START Input
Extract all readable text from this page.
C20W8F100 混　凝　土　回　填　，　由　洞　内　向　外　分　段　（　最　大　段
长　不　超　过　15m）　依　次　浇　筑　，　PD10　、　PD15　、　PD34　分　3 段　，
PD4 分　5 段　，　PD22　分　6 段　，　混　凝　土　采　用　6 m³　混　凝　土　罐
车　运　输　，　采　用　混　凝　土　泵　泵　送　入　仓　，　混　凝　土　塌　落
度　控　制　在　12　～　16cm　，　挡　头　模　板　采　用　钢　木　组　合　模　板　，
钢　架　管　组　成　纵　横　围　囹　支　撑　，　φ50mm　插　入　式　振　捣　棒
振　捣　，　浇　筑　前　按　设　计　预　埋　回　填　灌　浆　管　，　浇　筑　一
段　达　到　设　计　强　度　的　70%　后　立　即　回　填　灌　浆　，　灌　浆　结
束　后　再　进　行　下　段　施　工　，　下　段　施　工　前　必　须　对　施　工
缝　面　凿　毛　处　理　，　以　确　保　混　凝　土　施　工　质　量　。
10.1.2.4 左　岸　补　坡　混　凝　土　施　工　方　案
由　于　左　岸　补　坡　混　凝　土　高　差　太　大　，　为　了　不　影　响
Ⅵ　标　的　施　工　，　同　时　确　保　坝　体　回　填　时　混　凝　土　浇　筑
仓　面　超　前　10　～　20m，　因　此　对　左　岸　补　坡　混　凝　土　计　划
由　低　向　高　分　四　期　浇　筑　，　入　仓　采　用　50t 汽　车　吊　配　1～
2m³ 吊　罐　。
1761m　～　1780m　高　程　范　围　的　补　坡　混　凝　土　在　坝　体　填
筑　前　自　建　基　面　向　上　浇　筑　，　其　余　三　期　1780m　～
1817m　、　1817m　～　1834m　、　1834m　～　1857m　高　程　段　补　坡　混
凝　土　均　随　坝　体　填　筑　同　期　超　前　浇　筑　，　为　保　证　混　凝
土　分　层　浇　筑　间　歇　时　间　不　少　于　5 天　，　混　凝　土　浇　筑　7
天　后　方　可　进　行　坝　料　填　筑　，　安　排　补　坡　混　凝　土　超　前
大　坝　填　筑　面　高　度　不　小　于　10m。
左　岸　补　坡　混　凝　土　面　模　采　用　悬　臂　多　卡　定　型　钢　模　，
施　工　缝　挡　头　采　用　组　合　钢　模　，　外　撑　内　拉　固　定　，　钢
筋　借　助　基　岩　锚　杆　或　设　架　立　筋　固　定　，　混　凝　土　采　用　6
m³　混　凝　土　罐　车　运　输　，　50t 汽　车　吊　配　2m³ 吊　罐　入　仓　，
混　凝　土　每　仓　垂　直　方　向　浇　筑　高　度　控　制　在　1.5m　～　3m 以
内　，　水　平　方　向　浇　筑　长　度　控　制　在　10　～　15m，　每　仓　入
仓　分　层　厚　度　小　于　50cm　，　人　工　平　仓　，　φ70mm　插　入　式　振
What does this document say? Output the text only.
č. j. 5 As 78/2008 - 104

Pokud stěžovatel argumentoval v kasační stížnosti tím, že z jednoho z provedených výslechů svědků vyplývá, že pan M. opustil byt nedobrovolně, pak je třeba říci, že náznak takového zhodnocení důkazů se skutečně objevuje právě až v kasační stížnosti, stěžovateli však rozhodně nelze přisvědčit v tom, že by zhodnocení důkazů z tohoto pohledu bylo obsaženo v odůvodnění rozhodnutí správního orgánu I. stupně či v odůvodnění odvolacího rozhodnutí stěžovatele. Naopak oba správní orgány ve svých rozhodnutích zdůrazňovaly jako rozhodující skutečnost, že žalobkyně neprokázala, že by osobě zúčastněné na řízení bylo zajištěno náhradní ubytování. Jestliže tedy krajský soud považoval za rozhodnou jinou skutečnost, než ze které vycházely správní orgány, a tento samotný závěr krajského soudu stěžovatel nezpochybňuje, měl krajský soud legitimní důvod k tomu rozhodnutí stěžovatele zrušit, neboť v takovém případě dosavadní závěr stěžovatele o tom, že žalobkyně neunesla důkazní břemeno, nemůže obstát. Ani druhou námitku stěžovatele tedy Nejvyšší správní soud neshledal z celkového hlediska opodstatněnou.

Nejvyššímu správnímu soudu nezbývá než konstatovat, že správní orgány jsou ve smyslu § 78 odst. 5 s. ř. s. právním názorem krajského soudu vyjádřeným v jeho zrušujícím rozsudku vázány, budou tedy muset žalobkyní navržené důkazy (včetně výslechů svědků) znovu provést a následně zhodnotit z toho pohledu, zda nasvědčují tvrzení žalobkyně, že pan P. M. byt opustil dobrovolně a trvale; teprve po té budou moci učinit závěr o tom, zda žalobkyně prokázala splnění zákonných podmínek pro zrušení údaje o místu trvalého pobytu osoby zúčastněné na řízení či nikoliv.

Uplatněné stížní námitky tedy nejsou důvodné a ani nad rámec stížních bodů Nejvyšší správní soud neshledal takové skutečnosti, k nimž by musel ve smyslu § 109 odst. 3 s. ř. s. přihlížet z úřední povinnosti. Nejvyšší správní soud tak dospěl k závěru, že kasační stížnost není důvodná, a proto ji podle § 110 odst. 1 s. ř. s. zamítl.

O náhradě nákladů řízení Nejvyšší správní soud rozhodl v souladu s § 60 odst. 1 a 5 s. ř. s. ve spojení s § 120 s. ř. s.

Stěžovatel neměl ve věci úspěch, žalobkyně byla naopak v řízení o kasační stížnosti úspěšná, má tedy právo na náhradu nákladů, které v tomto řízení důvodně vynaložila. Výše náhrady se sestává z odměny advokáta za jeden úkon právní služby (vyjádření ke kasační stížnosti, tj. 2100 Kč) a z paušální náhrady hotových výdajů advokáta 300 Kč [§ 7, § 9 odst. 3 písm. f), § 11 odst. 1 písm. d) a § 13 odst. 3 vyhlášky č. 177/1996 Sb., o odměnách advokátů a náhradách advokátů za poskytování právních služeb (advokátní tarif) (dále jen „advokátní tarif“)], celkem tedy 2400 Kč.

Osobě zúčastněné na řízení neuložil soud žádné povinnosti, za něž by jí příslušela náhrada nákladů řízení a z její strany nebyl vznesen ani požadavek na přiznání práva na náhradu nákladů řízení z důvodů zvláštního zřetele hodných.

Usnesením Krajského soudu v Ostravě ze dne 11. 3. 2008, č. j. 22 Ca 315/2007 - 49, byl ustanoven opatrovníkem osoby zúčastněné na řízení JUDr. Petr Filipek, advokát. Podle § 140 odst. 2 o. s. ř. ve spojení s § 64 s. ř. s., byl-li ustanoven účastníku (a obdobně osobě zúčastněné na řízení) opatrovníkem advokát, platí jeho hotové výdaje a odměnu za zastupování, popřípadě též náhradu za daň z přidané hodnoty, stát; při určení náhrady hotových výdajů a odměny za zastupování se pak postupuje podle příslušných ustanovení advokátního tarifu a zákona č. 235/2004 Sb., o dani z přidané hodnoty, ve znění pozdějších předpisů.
END Input
Work to do —
In the material above, show every line where the word "povinnosti" turns up.

Correct output —
Uplatněné stížní námitky tedy nejsou důvodné a ani nad rámec stížních bodů Nejvyšší správní soud neshledal takové skutečnosti, k nimž by musel ve smyslu § 109 odst. 3 s. ř. s. přihlížet z úřední povinnosti. Nejvyšší správní soud tak dospěl k závěru, že kasační stížnost není důvodná, a proto ji podle § 110 odst. 1 s. ř. s. zamítl.
Osobě zúčastněné na řízení neuložil soud žádné povinnosti, za něž by jí příslušela náhrada nákladů řízení a z její strany nebyl vznesen ani požadavek na přiznání práva na náhradu nákladů řízení z důvodů zvláštního zřetele hodných.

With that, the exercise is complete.